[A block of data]
— START —

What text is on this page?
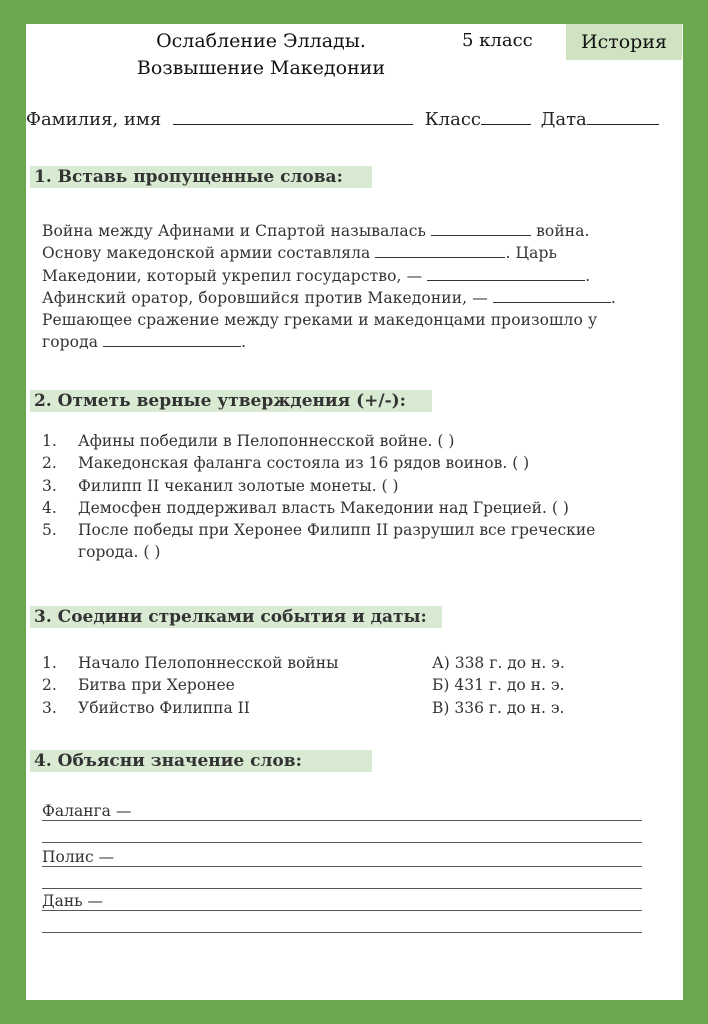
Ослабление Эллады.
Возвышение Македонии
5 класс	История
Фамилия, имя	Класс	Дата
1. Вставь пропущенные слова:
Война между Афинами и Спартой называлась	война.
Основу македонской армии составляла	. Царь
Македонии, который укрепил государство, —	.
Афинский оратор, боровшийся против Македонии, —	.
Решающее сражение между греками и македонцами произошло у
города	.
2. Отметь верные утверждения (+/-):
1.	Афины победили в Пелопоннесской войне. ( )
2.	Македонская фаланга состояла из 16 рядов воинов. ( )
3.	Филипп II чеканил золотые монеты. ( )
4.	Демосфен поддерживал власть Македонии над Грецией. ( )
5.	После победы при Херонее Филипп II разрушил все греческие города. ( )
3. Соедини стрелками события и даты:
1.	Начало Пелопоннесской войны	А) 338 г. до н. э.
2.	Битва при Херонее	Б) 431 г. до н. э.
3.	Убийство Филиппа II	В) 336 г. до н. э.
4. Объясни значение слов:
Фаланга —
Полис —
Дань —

— END —
— START —

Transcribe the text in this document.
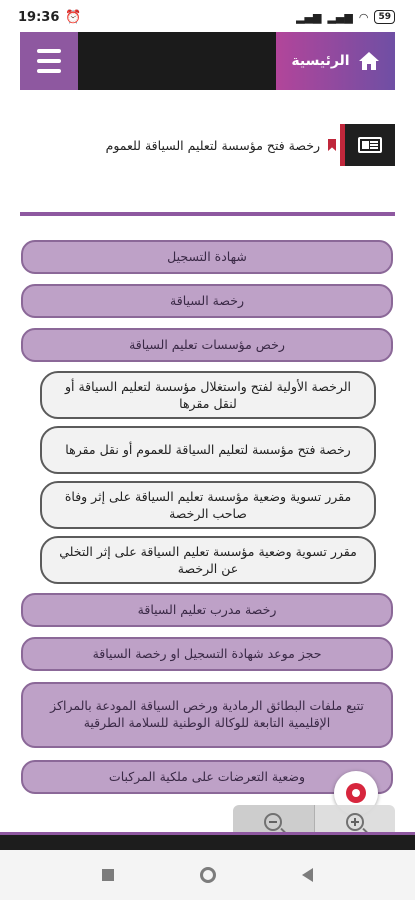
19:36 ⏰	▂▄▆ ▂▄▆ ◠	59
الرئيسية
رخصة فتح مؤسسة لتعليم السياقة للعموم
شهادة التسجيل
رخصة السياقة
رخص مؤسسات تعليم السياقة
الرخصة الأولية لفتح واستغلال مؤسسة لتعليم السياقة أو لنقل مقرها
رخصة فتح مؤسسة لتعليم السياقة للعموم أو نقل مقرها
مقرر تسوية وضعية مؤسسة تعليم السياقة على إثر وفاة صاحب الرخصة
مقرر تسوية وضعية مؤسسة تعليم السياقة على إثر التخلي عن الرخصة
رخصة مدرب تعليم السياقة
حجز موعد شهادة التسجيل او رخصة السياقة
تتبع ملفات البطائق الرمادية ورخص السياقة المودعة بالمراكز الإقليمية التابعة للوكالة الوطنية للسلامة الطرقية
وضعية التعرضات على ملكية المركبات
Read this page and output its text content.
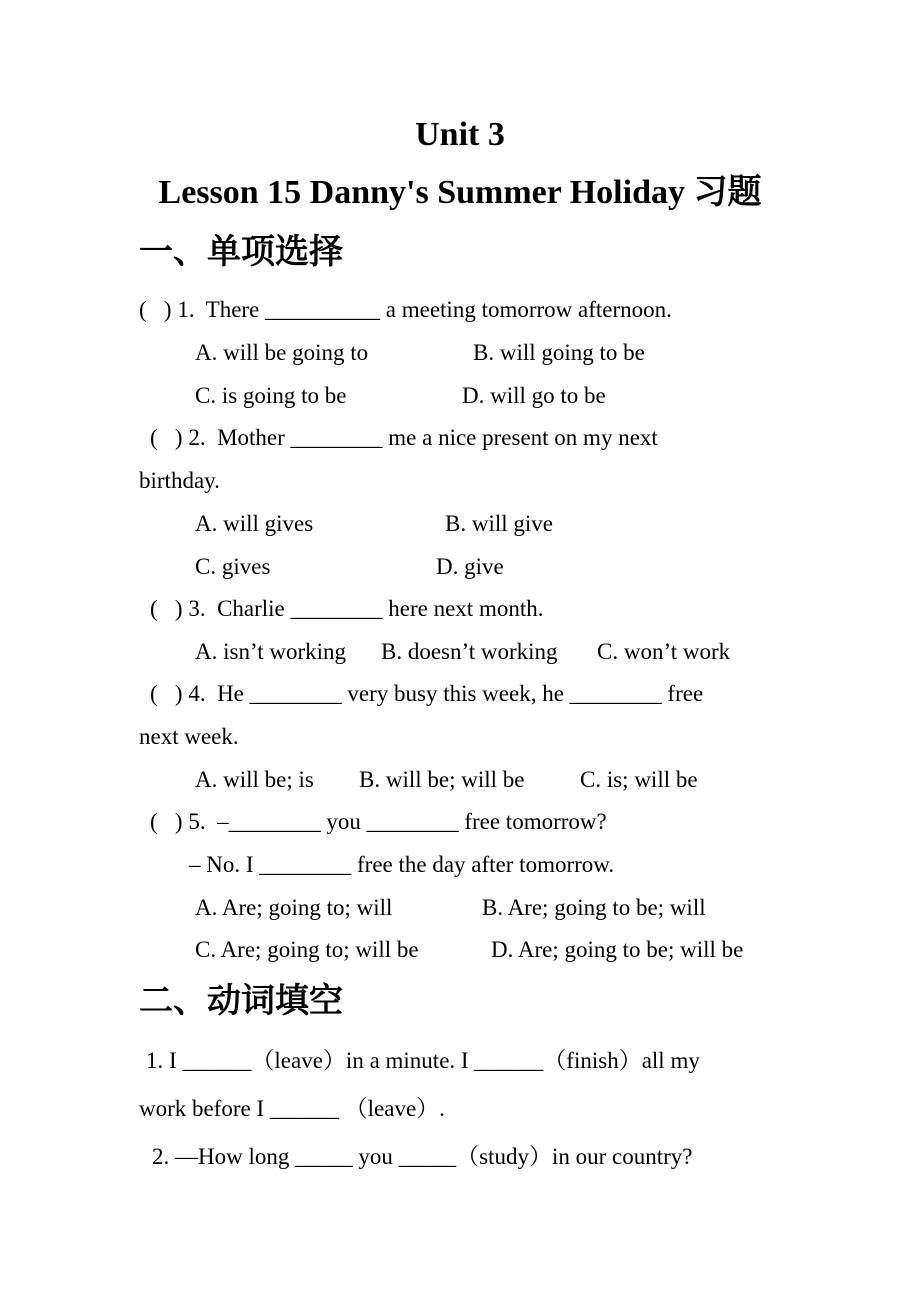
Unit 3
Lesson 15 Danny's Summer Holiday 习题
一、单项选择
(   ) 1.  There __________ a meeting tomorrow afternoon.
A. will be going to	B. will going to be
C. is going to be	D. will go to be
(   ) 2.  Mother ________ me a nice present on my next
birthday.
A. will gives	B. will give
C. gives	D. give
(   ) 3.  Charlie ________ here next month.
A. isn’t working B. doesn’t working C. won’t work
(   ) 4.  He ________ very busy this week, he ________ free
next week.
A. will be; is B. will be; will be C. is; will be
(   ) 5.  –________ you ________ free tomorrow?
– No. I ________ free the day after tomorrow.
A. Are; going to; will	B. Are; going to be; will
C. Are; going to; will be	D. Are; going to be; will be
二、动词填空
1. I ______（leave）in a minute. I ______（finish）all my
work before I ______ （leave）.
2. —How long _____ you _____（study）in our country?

— END —

Take every line from the records above that has the word "text" and copy it.

RESPONSE FOR THIS EXERCISE =>
What text is on this page?
Transcribe the text in this document.
Read this page and output its text content.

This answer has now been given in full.